- [Required task]
Copy, from the entries below, each line where the word "this" can be found.

- [Material provided]

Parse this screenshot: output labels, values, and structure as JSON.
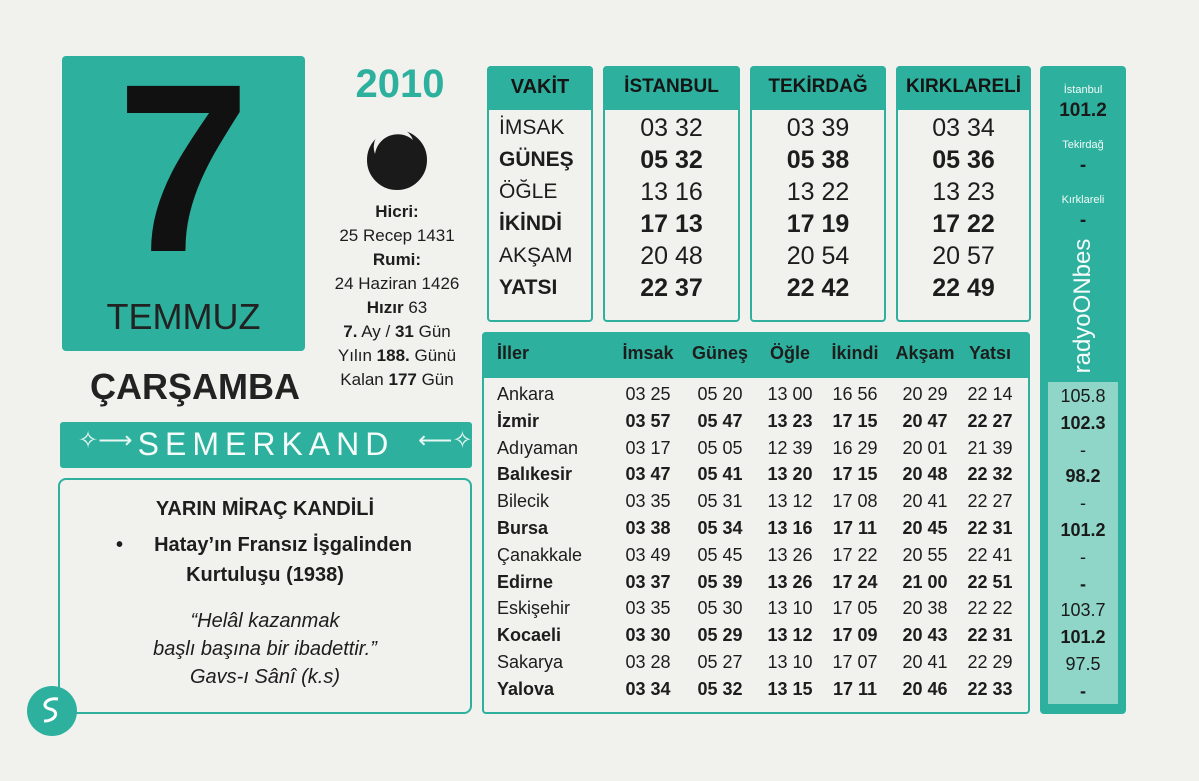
{
  "date": {
    "day": "7",
    "month": "TEMMUZ",
    "year": "2010",
    "weekday": "ÇARŞAMBA"
  },
  "info": {
    "lines": [
      [
        {
          "text": "Hicri:",
          "bold": true
        }
      ],
      [
        {
          "text": "25 Recep 1431"
        }
      ],
      [
        {
          "text": "Rumi:",
          "bold": true
        }
      ],
      [
        {
          "text": "24 Haziran 1426"
        }
      ],
      [
        {
          "text": "Hızır",
          "bold": true
        },
        {
          "text": " 63"
        }
      ],
      [
        {
          "text": "7.",
          "bold": true
        },
        {
          "text": " Ay / "
        },
        {
          "text": "31",
          "bold": true
        },
        {
          "text": " Gün"
        }
      ],
      [
        {
          "text": "Yılın "
        },
        {
          "text": "188.",
          "bold": true
        },
        {
          "text": " Günü"
        }
      ],
      [
        {
          "text": "Kalan "
        },
        {
          "text": "177",
          "bold": true
        },
        {
          "text": " Gün"
        }
      ]
    ]
  },
  "brand": "SEMERKAND",
  "note": {
    "title": "YARIN MİRAÇ KANDİLİ",
    "bullet": [
      "Hatay’ın Fransız İşgalinden",
      "Kurtuluşu (1938)"
    ],
    "quote": [
      "“Helâl kazanmak",
      "başlı başına bir ibadettir.”",
      "Gavs-ı Sânî (k.s)"
    ]
  },
  "prayer_table": {
    "header": [
      "VAKİT",
      "İSTANBUL",
      "TEKİRDAĞ",
      "KIRKLARELİ"
    ],
    "rows": [
      [
        "İMSAK",
        "03 32",
        "03 39",
        "03 34"
      ],
      [
        "GÜNEŞ",
        "05 32",
        "05 38",
        "05 36"
      ],
      [
        "ÖĞLE",
        "13 16",
        "13 22",
        "13 23"
      ],
      [
        "İKİNDİ",
        "17 13",
        "17 19",
        "17 22"
      ],
      [
        "AKŞAM",
        "20 48",
        "20 54",
        "20 57"
      ],
      [
        "YATSI",
        "22 37",
        "22 42",
        "22 49"
      ]
    ]
  },
  "cities_table": {
    "header": [
      "İller",
      "İmsak",
      "Güneş",
      "Öğle",
      "İkindi",
      "Akşam",
      "Yatsı"
    ],
    "rows": [
      [
        "Ankara",
        "03 25",
        "05 20",
        "13 00",
        "16 56",
        "20 29",
        "22 14"
      ],
      [
        "İzmir",
        "03 57",
        "05 47",
        "13 23",
        "17 15",
        "20 47",
        "22 27"
      ],
      [
        "Adıyaman",
        "03 17",
        "05 05",
        "12 39",
        "16 29",
        "20 01",
        "21 39"
      ],
      [
        "Balıkesir",
        "03 47",
        "05 41",
        "13 20",
        "17 15",
        "20 48",
        "22 32"
      ],
      [
        "Bilecik",
        "03 35",
        "05 31",
        "13 12",
        "17 08",
        "20 41",
        "22 27"
      ],
      [
        "Bursa",
        "03 38",
        "05 34",
        "13 16",
        "17 11",
        "20 45",
        "22 31"
      ],
      [
        "Çanakkale",
        "03 49",
        "05 45",
        "13 26",
        "17 22",
        "20 55",
        "22 41"
      ],
      [
        "Edirne",
        "03 37",
        "05 39",
        "13 26",
        "17 24",
        "21 00",
        "22 51"
      ],
      [
        "Eskişehir",
        "03 35",
        "05 30",
        "13 10",
        "17 05",
        "20 38",
        "22 22"
      ],
      [
        "Kocaeli",
        "03 30",
        "05 29",
        "13 12",
        "17 09",
        "20 43",
        "22 31"
      ],
      [
        "Sakarya",
        "03 28",
        "05 27",
        "13 10",
        "17 07",
        "20 41",
        "22 29"
      ],
      [
        "Yalova",
        "03 34",
        "05 32",
        "13 15",
        "17 11",
        "20 46",
        "22 33"
      ]
    ]
  },
  "radio": {
    "top": [
      {
        "city": "İstanbul",
        "freq": "101.2"
      },
      {
        "city": "Tekirdağ",
        "freq": "-"
      },
      {
        "city": "Kırklareli",
        "freq": "-"
      }
    ],
    "logo": "radyoONbes",
    "freqs": [
      "105.8",
      "102.3",
      "-",
      "98.2",
      "-",
      "101.2",
      "-",
      "-",
      "103.7",
      "101.2",
      "97.5",
      "-"
    ]
  }
}
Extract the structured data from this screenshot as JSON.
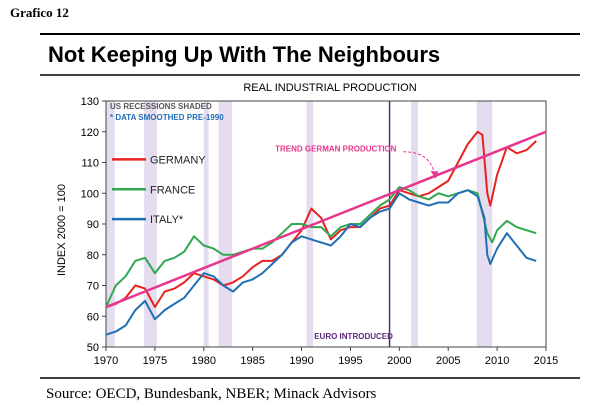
{
  "figure_label": "Grafico 12",
  "chart_data": {
    "type": "line",
    "title": "Not Keeping Up With The Neighbours",
    "subtitle": "REAL INDUSTRIAL PRODUCTION",
    "ylabel": "INDEX 2000 = 100",
    "xlabel": "",
    "xlim": [
      1970,
      2015
    ],
    "ylim": [
      50,
      130
    ],
    "x_ticks": [
      1970,
      1975,
      1980,
      1985,
      1990,
      1995,
      2000,
      2005,
      2010,
      2015
    ],
    "y_ticks": [
      50,
      60,
      70,
      80,
      90,
      100,
      110,
      120,
      130
    ],
    "notes": [
      "US RECESSIONS SHADED",
      "* DATA SMOOTHED PRE-1990"
    ],
    "recessions": [
      [
        1970,
        1970.9
      ],
      [
        1973.9,
        1975.2
      ],
      [
        1980,
        1980.5
      ],
      [
        1981.5,
        1982.9
      ],
      [
        1990.5,
        1991.2
      ],
      [
        2001.2,
        2001.9
      ],
      [
        2007.9,
        2009.5
      ]
    ],
    "euro_line": {
      "x": 1999,
      "label": "EURO INTRODUCED"
    },
    "trend": {
      "label": "TREND GERMAN PRODUCTION",
      "from": [
        1970,
        63
      ],
      "to": [
        2015,
        120
      ],
      "color": "#e8358e"
    },
    "series": [
      {
        "name": "GERMANY",
        "color": "#e8231f",
        "points": [
          [
            1970,
            63
          ],
          [
            1971,
            64
          ],
          [
            1972,
            66
          ],
          [
            1973,
            70
          ],
          [
            1974,
            69
          ],
          [
            1975,
            63
          ],
          [
            1976,
            68
          ],
          [
            1977,
            69
          ],
          [
            1978,
            71
          ],
          [
            1979,
            74
          ],
          [
            1980,
            73
          ],
          [
            1981,
            72
          ],
          [
            1982,
            70
          ],
          [
            1983,
            71
          ],
          [
            1984,
            73
          ],
          [
            1985,
            76
          ],
          [
            1986,
            78
          ],
          [
            1987,
            78
          ],
          [
            1988,
            80
          ],
          [
            1989,
            84
          ],
          [
            1990,
            88
          ],
          [
            1991,
            95
          ],
          [
            1992,
            92
          ],
          [
            1993,
            85
          ],
          [
            1994,
            88
          ],
          [
            1995,
            89
          ],
          [
            1996,
            89
          ],
          [
            1997,
            92
          ],
          [
            1998,
            95
          ],
          [
            1999,
            96
          ],
          [
            2000,
            101
          ],
          [
            2001,
            100
          ],
          [
            2002,
            99
          ],
          [
            2003,
            100
          ],
          [
            2004,
            102
          ],
          [
            2005,
            104
          ],
          [
            2006,
            110
          ],
          [
            2007,
            116
          ],
          [
            2008,
            120
          ],
          [
            2008.5,
            119
          ],
          [
            2009,
            100
          ],
          [
            2009.3,
            96
          ],
          [
            2010,
            106
          ],
          [
            2011,
            115
          ],
          [
            2012,
            113
          ],
          [
            2013,
            114
          ],
          [
            2014,
            117
          ]
        ]
      },
      {
        "name": "FRANCE",
        "color": "#2fa84f",
        "points": [
          [
            1970,
            63
          ],
          [
            1971,
            70
          ],
          [
            1972,
            73
          ],
          [
            1973,
            78
          ],
          [
            1974,
            79
          ],
          [
            1975,
            74
          ],
          [
            1976,
            78
          ],
          [
            1977,
            79
          ],
          [
            1978,
            81
          ],
          [
            1979,
            86
          ],
          [
            1980,
            83
          ],
          [
            1981,
            82
          ],
          [
            1982,
            80
          ],
          [
            1983,
            80
          ],
          [
            1984,
            81
          ],
          [
            1985,
            82
          ],
          [
            1986,
            82
          ],
          [
            1987,
            84
          ],
          [
            1988,
            87
          ],
          [
            1989,
            90
          ],
          [
            1990,
            90
          ],
          [
            1991,
            89
          ],
          [
            1992,
            89
          ],
          [
            1993,
            86
          ],
          [
            1994,
            89
          ],
          [
            1995,
            90
          ],
          [
            1996,
            90
          ],
          [
            1997,
            93
          ],
          [
            1998,
            96
          ],
          [
            1999,
            98
          ],
          [
            2000,
            102
          ],
          [
            2001,
            101
          ],
          [
            2002,
            99
          ],
          [
            2003,
            98
          ],
          [
            2004,
            100
          ],
          [
            2005,
            99
          ],
          [
            2006,
            100
          ],
          [
            2007,
            101
          ],
          [
            2008,
            100
          ],
          [
            2009,
            87
          ],
          [
            2009.5,
            84
          ],
          [
            2010,
            88
          ],
          [
            2011,
            91
          ],
          [
            2012,
            89
          ],
          [
            2013,
            88
          ],
          [
            2014,
            87
          ]
        ]
      },
      {
        "name": "ITALY*",
        "color": "#1f6fb5",
        "points": [
          [
            1970,
            54
          ],
          [
            1971,
            55
          ],
          [
            1972,
            57
          ],
          [
            1973,
            62
          ],
          [
            1974,
            65
          ],
          [
            1975,
            59
          ],
          [
            1976,
            62
          ],
          [
            1977,
            64
          ],
          [
            1978,
            66
          ],
          [
            1979,
            70
          ],
          [
            1980,
            74
          ],
          [
            1981,
            73
          ],
          [
            1982,
            70
          ],
          [
            1983,
            68
          ],
          [
            1984,
            71
          ],
          [
            1985,
            72
          ],
          [
            1986,
            74
          ],
          [
            1987,
            77
          ],
          [
            1988,
            80
          ],
          [
            1989,
            84
          ],
          [
            1990,
            86
          ],
          [
            1991,
            85
          ],
          [
            1992,
            84
          ],
          [
            1993,
            83
          ],
          [
            1994,
            86
          ],
          [
            1995,
            90
          ],
          [
            1996,
            89
          ],
          [
            1997,
            92
          ],
          [
            1998,
            94
          ],
          [
            1999,
            95
          ],
          [
            2000,
            100
          ],
          [
            2001,
            98
          ],
          [
            2002,
            97
          ],
          [
            2003,
            96
          ],
          [
            2004,
            97
          ],
          [
            2005,
            97
          ],
          [
            2006,
            100
          ],
          [
            2007,
            101
          ],
          [
            2008,
            99
          ],
          [
            2008.7,
            92
          ],
          [
            2009,
            80
          ],
          [
            2009.3,
            77
          ],
          [
            2010,
            82
          ],
          [
            2011,
            87
          ],
          [
            2012,
            83
          ],
          [
            2013,
            79
          ],
          [
            2014,
            78
          ]
        ]
      }
    ]
  },
  "source": "Source: OECD, Bundesbank, NBER; Minack Advisors"
}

- [Answer to the problem]
Parse this screenshot: output labels, values, and structure as JSON.
Extract the structured data from this screenshot as JSON.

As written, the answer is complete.